-- start of Provided data --

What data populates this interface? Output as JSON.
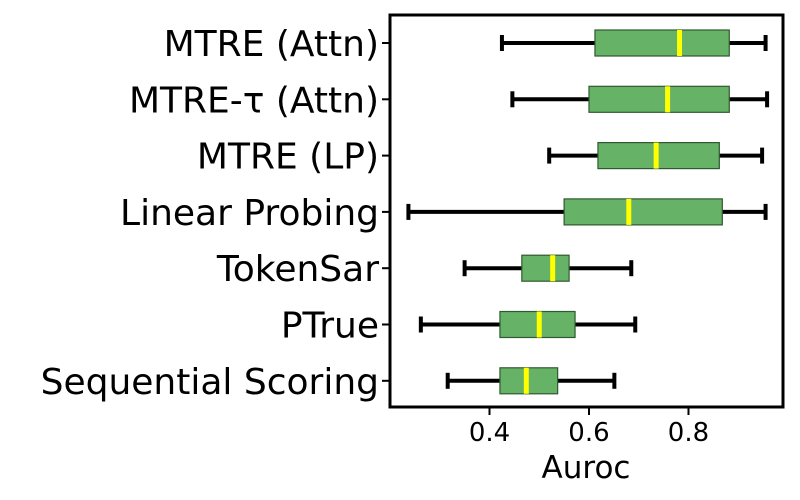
{
  "chart_data": {
    "type": "boxplot",
    "orientation": "horizontal",
    "xlabel": "Auroc",
    "ylabel": "",
    "xlim": [
      0.2,
      0.99
    ],
    "xticks": [
      0.4,
      0.6,
      0.8
    ],
    "xtick_labels": [
      "0.4",
      "0.6",
      "0.8"
    ],
    "grid": false,
    "colors": {
      "box_fill": "#66b266",
      "box_edge": "#2f5a2f",
      "median": "#ffff00",
      "whisker": "#000000"
    },
    "categories": [
      "MTRE (Attn)",
      "MTRE-τ (Attn)",
      "MTRE (LP)",
      "Linear Probing",
      "TokenSar",
      "PTrue",
      "Sequential Scoring"
    ],
    "boxes": [
      {
        "label": "MTRE (Attn)",
        "min": 0.425,
        "q1": 0.612,
        "median": 0.782,
        "q3": 0.882,
        "max": 0.955
      },
      {
        "label": "MTRE-τ (Attn)",
        "min": 0.446,
        "q1": 0.6,
        "median": 0.758,
        "q3": 0.882,
        "max": 0.958
      },
      {
        "label": "MTRE (LP)",
        "min": 0.52,
        "q1": 0.618,
        "median": 0.735,
        "q3": 0.862,
        "max": 0.948
      },
      {
        "label": "Linear Probing",
        "min": 0.237,
        "q1": 0.55,
        "median": 0.68,
        "q3": 0.868,
        "max": 0.955
      },
      {
        "label": "TokenSar",
        "min": 0.35,
        "q1": 0.465,
        "median": 0.527,
        "q3": 0.56,
        "max": 0.685
      },
      {
        "label": "PTrue",
        "min": 0.262,
        "q1": 0.421,
        "median": 0.5,
        "q3": 0.572,
        "max": 0.693
      },
      {
        "label": "Sequential Scoring",
        "min": 0.316,
        "q1": 0.421,
        "median": 0.474,
        "q3": 0.537,
        "max": 0.651
      }
    ]
  }
}
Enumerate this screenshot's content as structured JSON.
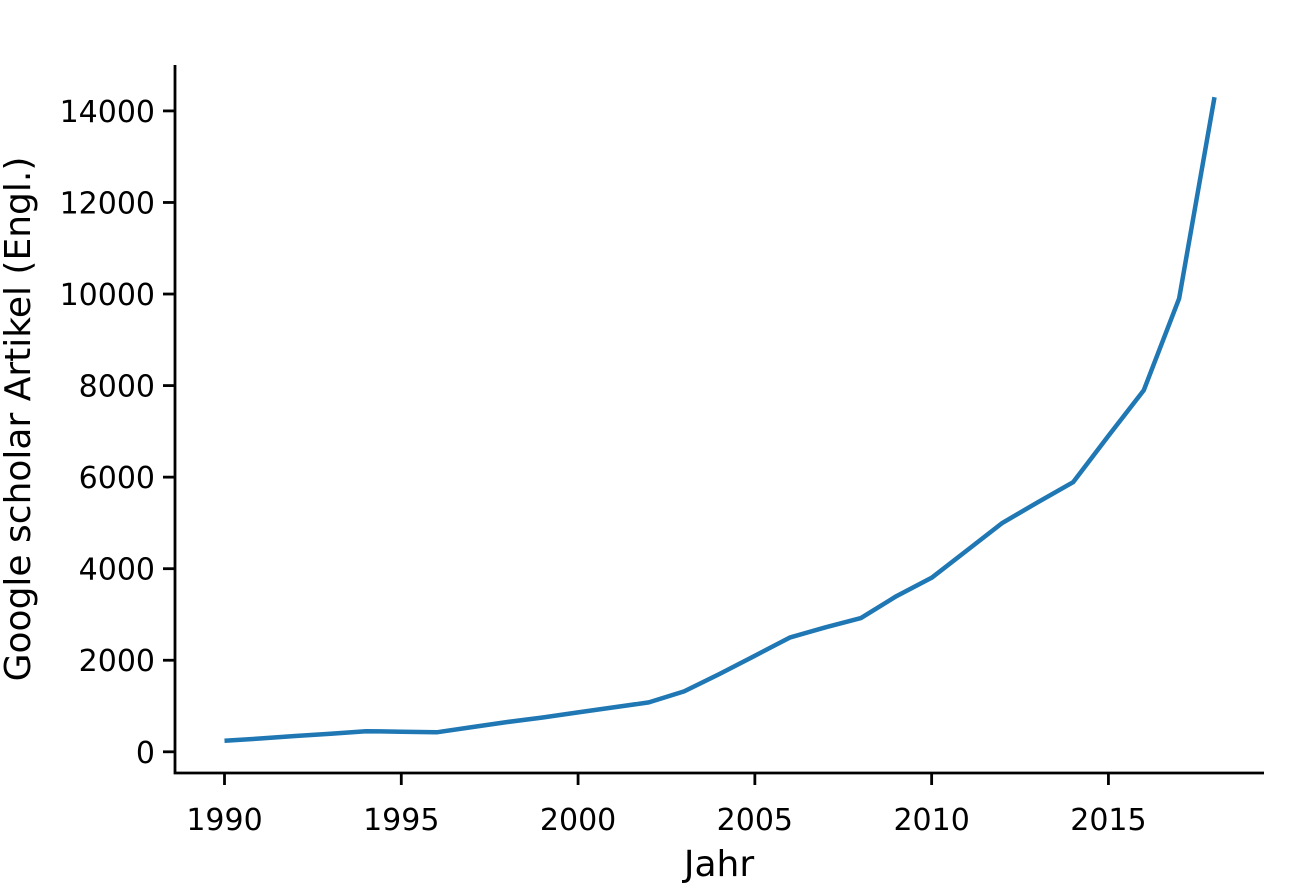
{
  "chart_data": {
    "type": "line",
    "title": "",
    "xlabel": "Jahr",
    "ylabel": "Google scholar Artikel (Engl.)",
    "x": [
      1990,
      1991,
      1992,
      1993,
      1994,
      1995,
      1996,
      1997,
      1998,
      1999,
      2000,
      2001,
      2002,
      2003,
      2004,
      2005,
      2006,
      2007,
      2008,
      2009,
      2010,
      2011,
      2012,
      2013,
      2014,
      2015,
      2016,
      2017,
      2018
    ],
    "series": [
      {
        "name": "Google scholar Artikel (Engl.)",
        "values": [
          240,
          290,
          345,
          395,
          450,
          440,
          425,
          540,
          650,
          750,
          860,
          970,
          1080,
          1320,
          1700,
          2100,
          2500,
          2720,
          2920,
          3400,
          3800,
          4400,
          5000,
          5450,
          5890,
          6900,
          7900,
          9900,
          14300
        ]
      }
    ],
    "xticks": [
      1990,
      1995,
      2000,
      2005,
      2010,
      2015
    ],
    "yticks": [
      0,
      2000,
      4000,
      6000,
      8000,
      10000,
      12000,
      14000
    ],
    "xlim": [
      1988.6,
      2019.4
    ],
    "ylim": [
      -463,
      15003
    ],
    "grid": false,
    "legend": "none",
    "line_color": "#1f77b4",
    "axis_color": "#000000",
    "background_color": "#ffffff"
  }
}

-- end of Provided data --

§ **Aim of the exercise**
Gather each line holding the string "Probing".

§ **Finished answer**
      "Linear Probing",
        "label": "Linear Probing",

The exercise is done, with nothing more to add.